┌──

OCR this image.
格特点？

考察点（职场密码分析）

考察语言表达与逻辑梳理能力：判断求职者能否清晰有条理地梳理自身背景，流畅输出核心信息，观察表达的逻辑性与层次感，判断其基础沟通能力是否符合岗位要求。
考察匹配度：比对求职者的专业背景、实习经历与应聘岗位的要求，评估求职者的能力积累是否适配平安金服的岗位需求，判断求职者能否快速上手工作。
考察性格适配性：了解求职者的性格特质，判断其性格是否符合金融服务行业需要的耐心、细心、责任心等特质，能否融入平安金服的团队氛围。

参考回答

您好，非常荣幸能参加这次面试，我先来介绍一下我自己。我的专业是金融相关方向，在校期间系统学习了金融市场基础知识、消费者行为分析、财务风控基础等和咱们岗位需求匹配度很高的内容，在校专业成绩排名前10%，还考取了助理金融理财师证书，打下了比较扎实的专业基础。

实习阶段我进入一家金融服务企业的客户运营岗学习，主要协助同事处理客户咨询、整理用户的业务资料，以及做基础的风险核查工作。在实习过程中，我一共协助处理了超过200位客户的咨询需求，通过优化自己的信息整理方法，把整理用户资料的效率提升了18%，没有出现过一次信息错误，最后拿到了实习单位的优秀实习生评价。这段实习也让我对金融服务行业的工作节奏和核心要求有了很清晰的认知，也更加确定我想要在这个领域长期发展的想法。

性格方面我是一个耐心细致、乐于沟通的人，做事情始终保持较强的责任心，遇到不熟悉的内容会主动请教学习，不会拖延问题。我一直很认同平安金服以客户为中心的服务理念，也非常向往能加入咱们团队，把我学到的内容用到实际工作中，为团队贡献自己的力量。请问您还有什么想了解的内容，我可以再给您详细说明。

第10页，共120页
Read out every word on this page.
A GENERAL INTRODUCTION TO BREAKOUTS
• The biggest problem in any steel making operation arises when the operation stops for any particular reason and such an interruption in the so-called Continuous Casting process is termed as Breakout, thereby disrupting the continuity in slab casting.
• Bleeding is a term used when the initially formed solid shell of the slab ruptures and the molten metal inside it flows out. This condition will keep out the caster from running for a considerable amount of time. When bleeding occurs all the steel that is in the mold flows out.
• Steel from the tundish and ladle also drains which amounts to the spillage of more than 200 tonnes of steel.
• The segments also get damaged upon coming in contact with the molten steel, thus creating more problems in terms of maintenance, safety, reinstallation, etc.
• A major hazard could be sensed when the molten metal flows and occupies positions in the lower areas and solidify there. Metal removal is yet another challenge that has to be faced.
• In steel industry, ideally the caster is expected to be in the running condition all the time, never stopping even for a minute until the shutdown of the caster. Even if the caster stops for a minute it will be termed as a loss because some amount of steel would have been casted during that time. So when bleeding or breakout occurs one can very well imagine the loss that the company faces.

└──

AIM OF THE EXERCISE:
All of the entries above must be quoted exactly.

FINAL RESULT:
OCR this image.
格特点？

考察点（职场密码分析）

考察语言表达与逻辑梳理能力：判断求职者能否清晰有条理地梳理自身背景，流畅输出核心信息，观察表达的逻辑性与层次感，判断其基础沟通能力是否符合岗位要求。
考察匹配度：比对求职者的专业背景、实习经历与应聘岗位的要求，评估求职者的能力积累是否适配平安金服的岗位需求，判断求职者能否快速上手工作。
考察性格适配性：了解求职者的性格特质，判断其性格是否符合金融服务行业需要的耐心、细心、责任心等特质，能否融入平安金服的团队氛围。

参考回答

您好，非常荣幸能参加这次面试，我先来介绍一下我自己。我的专业是金融相关方向，在校期间系统学习了金融市场基础知识、消费者行为分析、财务风控基础等和咱们岗位需求匹配度很高的内容，在校专业成绩排名前10%，还考取了助理金融理财师证书，打下了比较扎实的专业基础。

实习阶段我进入一家金融服务企业的客户运营岗学习，主要协助同事处理客户咨询、整理用户的业务资料，以及做基础的风险核查工作。在实习过程中，我一共协助处理了超过200位客户的咨询需求，通过优化自己的信息整理方法，把整理用户资料的效率提升了18%，没有出现过一次信息错误，最后拿到了实习单位的优秀实习生评价。这段实习也让我对金融服务行业的工作节奏和核心要求有了很清晰的认知，也更加确定我想要在这个领域长期发展的想法。

性格方面我是一个耐心细致、乐于沟通的人，做事情始终保持较强的责任心，遇到不熟悉的内容会主动请教学习，不会拖延问题。我一直很认同平安金服以客户为中心的服务理念，也非常向往能加入咱们团队，把我学到的内容用到实际工作中，为团队贡献自己的力量。请问您还有什么想了解的内容，我可以再给您详细说明。

第10页，共120页
Read out every word on this page.
A GENERAL INTRODUCTION TO BREAKOUTS
• The biggest problem in any steel making operation arises when the operation stops for any particular reason and such an interruption in the so-called Continuous Casting process is termed as Breakout, thereby disrupting the continuity in slab casting.
• Bleeding is a term used when the initially formed solid shell of the slab ruptures and the molten metal inside it flows out. This condition will keep out the caster from running for a considerable amount of time. When bleeding occurs all the steel that is in the mold flows out.
• Steel from the tundish and ladle also drains which amounts to the spillage of more than 200 tonnes of steel.
• The segments also get damaged upon coming in contact with the molten steel, thus creating more problems in terms of maintenance, safety, reinstallation, etc.
• A major hazard could be sensed when the molten metal flows and occupies positions in the lower areas and solidify there. Metal removal is yet another challenge that has to be faced.
• In steel industry, ideally the caster is expected to be in the running condition all the time, never stopping even for a minute until the shutdown of the caster. Even if the caster stops for a minute it will be termed as a loss because some amount of steel would have been casted during that time. So when bleeding or breakout occurs one can very well imagine the loss that the company faces.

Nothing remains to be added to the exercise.